→ **Exercise directions**
Write out every entry exactly as it appears.

→ **Records to use**
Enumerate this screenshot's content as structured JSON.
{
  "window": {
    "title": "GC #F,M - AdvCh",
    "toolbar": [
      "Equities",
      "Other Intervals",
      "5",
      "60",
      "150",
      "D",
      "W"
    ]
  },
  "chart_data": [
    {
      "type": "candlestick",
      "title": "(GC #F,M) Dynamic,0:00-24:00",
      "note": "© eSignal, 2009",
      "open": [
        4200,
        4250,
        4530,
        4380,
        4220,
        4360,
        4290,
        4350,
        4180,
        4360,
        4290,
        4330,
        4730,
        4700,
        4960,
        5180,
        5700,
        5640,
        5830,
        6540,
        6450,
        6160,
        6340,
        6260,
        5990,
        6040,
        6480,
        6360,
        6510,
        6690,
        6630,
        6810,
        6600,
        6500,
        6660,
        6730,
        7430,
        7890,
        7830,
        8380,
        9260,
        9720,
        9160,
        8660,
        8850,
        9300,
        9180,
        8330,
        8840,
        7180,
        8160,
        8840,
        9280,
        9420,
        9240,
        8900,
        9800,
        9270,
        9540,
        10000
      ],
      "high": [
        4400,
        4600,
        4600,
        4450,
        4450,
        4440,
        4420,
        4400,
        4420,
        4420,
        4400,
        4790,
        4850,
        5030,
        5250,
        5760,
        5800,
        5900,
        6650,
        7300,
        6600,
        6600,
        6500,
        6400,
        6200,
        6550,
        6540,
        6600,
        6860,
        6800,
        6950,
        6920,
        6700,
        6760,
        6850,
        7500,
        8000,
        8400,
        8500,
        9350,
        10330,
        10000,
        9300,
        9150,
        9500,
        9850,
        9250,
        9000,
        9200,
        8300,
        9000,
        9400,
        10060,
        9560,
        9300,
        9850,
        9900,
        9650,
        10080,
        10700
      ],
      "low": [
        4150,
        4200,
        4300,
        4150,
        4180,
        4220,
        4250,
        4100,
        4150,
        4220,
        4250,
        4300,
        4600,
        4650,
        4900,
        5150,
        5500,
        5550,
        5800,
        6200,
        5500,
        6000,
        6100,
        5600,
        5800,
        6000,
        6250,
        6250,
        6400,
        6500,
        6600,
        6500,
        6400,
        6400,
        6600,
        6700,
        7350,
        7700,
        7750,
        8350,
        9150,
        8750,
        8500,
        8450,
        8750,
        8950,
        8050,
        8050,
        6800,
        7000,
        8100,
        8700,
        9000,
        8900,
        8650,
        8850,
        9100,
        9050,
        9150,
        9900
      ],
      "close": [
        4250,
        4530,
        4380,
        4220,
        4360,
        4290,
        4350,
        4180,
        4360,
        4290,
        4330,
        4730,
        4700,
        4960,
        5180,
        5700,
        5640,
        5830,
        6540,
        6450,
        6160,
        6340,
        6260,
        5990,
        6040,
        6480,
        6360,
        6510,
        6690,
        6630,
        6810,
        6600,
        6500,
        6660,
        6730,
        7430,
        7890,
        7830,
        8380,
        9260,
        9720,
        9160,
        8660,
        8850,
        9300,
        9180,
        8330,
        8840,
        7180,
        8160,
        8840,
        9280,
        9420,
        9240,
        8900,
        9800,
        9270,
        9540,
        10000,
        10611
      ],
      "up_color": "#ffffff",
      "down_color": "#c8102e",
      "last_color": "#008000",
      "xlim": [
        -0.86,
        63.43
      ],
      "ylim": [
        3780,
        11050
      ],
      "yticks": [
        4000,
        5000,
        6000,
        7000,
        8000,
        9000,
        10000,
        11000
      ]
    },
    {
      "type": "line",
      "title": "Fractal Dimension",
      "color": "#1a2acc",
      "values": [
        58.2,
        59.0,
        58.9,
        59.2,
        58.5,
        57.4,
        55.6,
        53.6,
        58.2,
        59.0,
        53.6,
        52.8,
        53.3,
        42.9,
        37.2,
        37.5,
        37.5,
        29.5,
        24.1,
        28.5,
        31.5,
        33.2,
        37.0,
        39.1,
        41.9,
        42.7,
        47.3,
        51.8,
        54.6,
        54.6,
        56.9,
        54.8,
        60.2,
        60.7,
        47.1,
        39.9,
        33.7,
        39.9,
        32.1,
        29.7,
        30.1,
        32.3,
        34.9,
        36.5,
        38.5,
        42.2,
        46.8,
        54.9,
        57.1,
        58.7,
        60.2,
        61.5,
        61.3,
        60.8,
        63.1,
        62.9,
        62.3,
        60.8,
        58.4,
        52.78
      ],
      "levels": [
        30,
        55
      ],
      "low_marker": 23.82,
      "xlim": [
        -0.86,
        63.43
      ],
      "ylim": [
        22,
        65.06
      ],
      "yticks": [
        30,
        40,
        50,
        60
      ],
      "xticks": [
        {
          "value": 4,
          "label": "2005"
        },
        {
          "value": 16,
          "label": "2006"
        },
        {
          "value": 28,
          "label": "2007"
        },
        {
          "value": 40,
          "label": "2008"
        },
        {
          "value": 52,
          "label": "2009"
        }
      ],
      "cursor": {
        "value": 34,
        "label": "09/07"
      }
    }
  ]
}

→ **Problem solution**
Enumerate this screenshot's content as structured JSON.
{
  "window": {
    "title": "GC #F,M - AdvCh",
    "toolbar": [
      "Equities",
      "Other Intervals",
      "5",
      "60",
      "150",
      "D",
      "W"
    ]
  },
  "chart_data": [
    {
      "type": "candlestick",
      "title": "(GC #F,M) Dynamic,0:00-24:00",
      "note": "© eSignal, 2009",
      "open": [
        4200,
        4250,
        4530,
        4380,
        4220,
        4360,
        4290,
        4350,
        4180,
        4360,
        4290,
        4330,
        4730,
        4700,
        4960,
        5180,
        5700,
        5640,
        5830,
        6540,
        6450,
        6160,
        6340,
        6260,
        5990,
        6040,
        6480,
        6360,
        6510,
        6690,
        6630,
        6810,
        6600,
        6500,
        6660,
        6730,
        7430,
        7890,
        7830,
        8380,
        9260,
        9720,
        9160,
        8660,
        8850,
        9300,
        9180,
        8330,
        8840,
        7180,
        8160,
        8840,
        9280,
        9420,
        9240,
        8900,
        9800,
        9270,
        9540,
        10000
      ],
      "high": [
        4400,
        4600,
        4600,
        4450,
        4450,
        4440,
        4420,
        4400,
        4420,
        4420,
        4400,
        4790,
        4850,
        5030,
        5250,
        5760,
        5800,
        5900,
        6650,
        7300,
        6600,
        6600,
        6500,
        6400,
        6200,
        6550,
        6540,
        6600,
        6860,
        6800,
        6950,
        6920,
        6700,
        6760,
        6850,
        7500,
        8000,
        8400,
        8500,
        9350,
        10330,
        10000,
        9300,
        9150,
        9500,
        9850,
        9250,
        9000,
        9200,
        8300,
        9000,
        9400,
        10060,
        9560,
        9300,
        9850,
        9900,
        9650,
        10080,
        10700
      ],
      "low": [
        4150,
        4200,
        4300,
        4150,
        4180,
        4220,
        4250,
        4100,
        4150,
        4220,
        4250,
        4300,
        4600,
        4650,
        4900,
        5150,
        5500,
        5550,
        5800,
        6200,
        5500,
        6000,
        6100,
        5600,
        5800,
        6000,
        6250,
        6250,
        6400,
        6500,
        6600,
        6500,
        6400,
        6400,
        6600,
        6700,
        7350,
        7700,
        7750,
        8350,
        9150,
        8750,
        8500,
        8450,
        8750,
        8950,
        8050,
        8050,
        6800,
        7000,
        8100,
        8700,
        9000,
        8900,
        8650,
        8850,
        9100,
        9050,
        9150,
        9900
      ],
      "close": [
        4250,
        4530,
        4380,
        4220,
        4360,
        4290,
        4350,
        4180,
        4360,
        4290,
        4330,
        4730,
        4700,
        4960,
        5180,
        5700,
        5640,
        5830,
        6540,
        6450,
        6160,
        6340,
        6260,
        5990,
        6040,
        6480,
        6360,
        6510,
        6690,
        6630,
        6810,
        6600,
        6500,
        6660,
        6730,
        7430,
        7890,
        7830,
        8380,
        9260,
        9720,
        9160,
        8660,
        8850,
        9300,
        9180,
        8330,
        8840,
        7180,
        8160,
        8840,
        9280,
        9420,
        9240,
        8900,
        9800,
        9270,
        9540,
        10000,
        10611
      ],
      "up_color": "#ffffff",
      "down_color": "#c8102e",
      "last_color": "#008000",
      "xlim": [
        -0.86,
        63.43
      ],
      "ylim": [
        3780,
        11050
      ],
      "yticks": [
        4000,
        5000,
        6000,
        7000,
        8000,
        9000,
        10000,
        11000
      ]
    },
    {
      "type": "line",
      "title": "Fractal Dimension",
      "color": "#1a2acc",
      "values": [
        58.2,
        59.0,
        58.9,
        59.2,
        58.5,
        57.4,
        55.6,
        53.6,
        58.2,
        59.0,
        53.6,
        52.8,
        53.3,
        42.9,
        37.2,
        37.5,
        37.5,
        29.5,
        24.1,
        28.5,
        31.5,
        33.2,
        37.0,
        39.1,
        41.9,
        42.7,
        47.3,
        51.8,
        54.6,
        54.6,
        56.9,
        54.8,
        60.2,
        60.7,
        47.1,
        39.9,
        33.7,
        39.9,
        32.1,
        29.7,
        30.1,
        32.3,
        34.9,
        36.5,
        38.5,
        42.2,
        46.8,
        54.9,
        57.1,
        58.7,
        60.2,
        61.5,
        61.3,
        60.8,
        63.1,
        62.9,
        62.3,
        60.8,
        58.4,
        52.78
      ],
      "levels": [
        30,
        55
      ],
      "low_marker": 23.82,
      "xlim": [
        -0.86,
        63.43
      ],
      "ylim": [
        22,
        65.06
      ],
      "yticks": [
        30,
        40,
        50,
        60
      ],
      "xticks": [
        {
          "value": 4,
          "label": "2005"
        },
        {
          "value": 16,
          "label": "2006"
        },
        {
          "value": 28,
          "label": "2007"
        },
        {
          "value": 40,
          "label": "2008"
        },
        {
          "value": 52,
          "label": "2009"
        }
      ],
      "cursor": {
        "value": 34,
        "label": "09/07"
      }
    }
  ]
}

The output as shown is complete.